Given instruction.
Skip any picture you find and retype all the remaining lines exactly.

Dataset records.
----

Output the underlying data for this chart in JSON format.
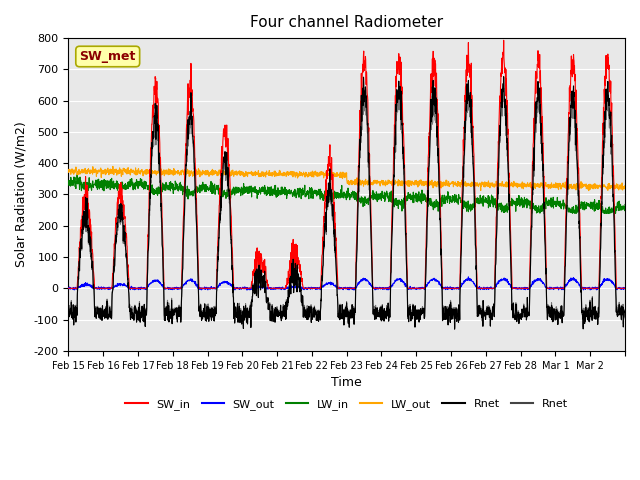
{
  "title": "Four channel Radiometer",
  "ylabel": "Solar Radiation (W/m2)",
  "xlabel": "Time",
  "ylim": [
    -200,
    800
  ],
  "xlim": [
    0,
    16
  ],
  "xtick_labels": [
    "Feb 15",
    "Feb 16",
    "Feb 17",
    "Feb 18",
    "Feb 19",
    "Feb 20",
    "Feb 21",
    "Feb 22",
    "Feb 23",
    "Feb 24",
    "Feb 25",
    "Feb 26",
    "Feb 27",
    "Feb 28",
    "Mar 1",
    "Mar 2"
  ],
  "ytick_labels": [
    "-200",
    "-100",
    "0",
    "100",
    "200",
    "300",
    "400",
    "500",
    "600",
    "700",
    "800"
  ],
  "annotation": "SW_met",
  "bg_color": "#e8e8e8",
  "legend_entries": [
    {
      "label": "SW_in",
      "color": "red",
      "lw": 1.5
    },
    {
      "label": "SW_out",
      "color": "blue",
      "lw": 1.5
    },
    {
      "label": "LW_in",
      "color": "green",
      "lw": 1.5
    },
    {
      "label": "LW_out",
      "color": "orange",
      "lw": 1.5
    },
    {
      "label": "Rnet",
      "color": "black",
      "lw": 1.5
    },
    {
      "label": "Rnet",
      "color": "#555555",
      "lw": 1.5
    }
  ]
}
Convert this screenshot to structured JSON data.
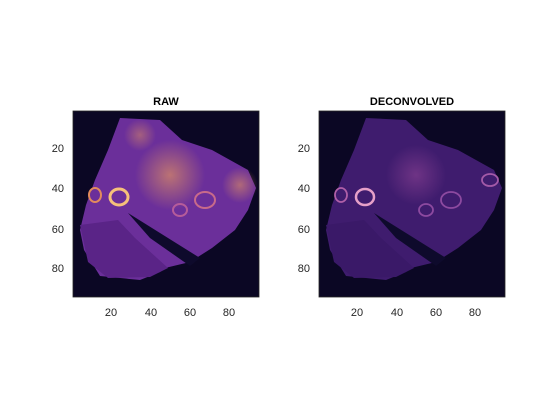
{
  "figure": {
    "panels": [
      {
        "title": "RAW",
        "x_ticks": [
          "20",
          "40",
          "60",
          "80"
        ],
        "y_ticks": [
          "20",
          "40",
          "60",
          "80"
        ],
        "x_range": [
          0.5,
          95.5
        ],
        "y_range": [
          0.5,
          95.5
        ],
        "colormap": "magma-like (black → purple → orange)",
        "brightness": "high"
      },
      {
        "title": "DECONVOLVED",
        "x_ticks": [
          "20",
          "40",
          "60",
          "80"
        ],
        "y_ticks": [
          "20",
          "40",
          "60",
          "80"
        ],
        "x_range": [
          0.5,
          95.5
        ],
        "y_range": [
          0.5,
          95.5
        ],
        "colormap": "magma-like (black → purple → orange)",
        "brightness": "lower"
      }
    ],
    "colors": {
      "background": "#ffffff",
      "image_dark": "#0b0724",
      "image_mid": "#3a1c6e",
      "tissue": "#6b2f9a",
      "bright_spot": "#f2a05a",
      "axis": "#262626"
    }
  }
}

----

Response for this exercise.
Output the underlying data for this chart in JSON format.
{
  "title": "Four channel Radiometer",
  "ylabel": "Solar Radiation (W/m2)",
  "xlabel": "Time",
  "ylim": [
    -200,
    800
  ],
  "xlim": [
    0,
    16
  ],
  "xtick_labels": [
    "Feb 15",
    "Feb 16",
    "Feb 17",
    "Feb 18",
    "Feb 19",
    "Feb 20",
    "Feb 21",
    "Feb 22",
    "Feb 23",
    "Feb 24",
    "Feb 25",
    "Feb 26",
    "Feb 27",
    "Feb 28",
    "Mar 1",
    "Mar 2"
  ],
  "ytick_labels": [
    "-200",
    "-100",
    "0",
    "100",
    "200",
    "300",
    "400",
    "500",
    "600",
    "700",
    "800"
  ],
  "annotation": "SW_met",
  "bg_color": "#e8e8e8",
  "legend_entries": [
    {
      "label": "SW_in",
      "color": "red",
      "lw": 1.5
    },
    {
      "label": "SW_out",
      "color": "blue",
      "lw": 1.5
    },
    {
      "label": "LW_in",
      "color": "green",
      "lw": 1.5
    },
    {
      "label": "LW_out",
      "color": "orange",
      "lw": 1.5
    },
    {
      "label": "Rnet",
      "color": "black",
      "lw": 1.5
    },
    {
      "label": "Rnet",
      "color": "#555555",
      "lw": 1.5
    }
  ]
}
Convert this screenshot to structured JSON data.
{
  "figure": {
    "panels": [
      {
        "title": "RAW",
        "x_ticks": [
          "20",
          "40",
          "60",
          "80"
        ],
        "y_ticks": [
          "20",
          "40",
          "60",
          "80"
        ],
        "x_range": [
          0.5,
          95.5
        ],
        "y_range": [
          0.5,
          95.5
        ],
        "colormap": "magma-like (black → purple → orange)",
        "brightness": "high"
      },
      {
        "title": "DECONVOLVED",
        "x_ticks": [
          "20",
          "40",
          "60",
          "80"
        ],
        "y_ticks": [
          "20",
          "40",
          "60",
          "80"
        ],
        "x_range": [
          0.5,
          95.5
        ],
        "y_range": [
          0.5,
          95.5
        ],
        "colormap": "magma-like (black → purple → orange)",
        "brightness": "lower"
      }
    ],
    "colors": {
      "background": "#ffffff",
      "image_dark": "#0b0724",
      "image_mid": "#3a1c6e",
      "tissue": "#6b2f9a",
      "bright_spot": "#f2a05a",
      "axis": "#262626"
    }
  }
}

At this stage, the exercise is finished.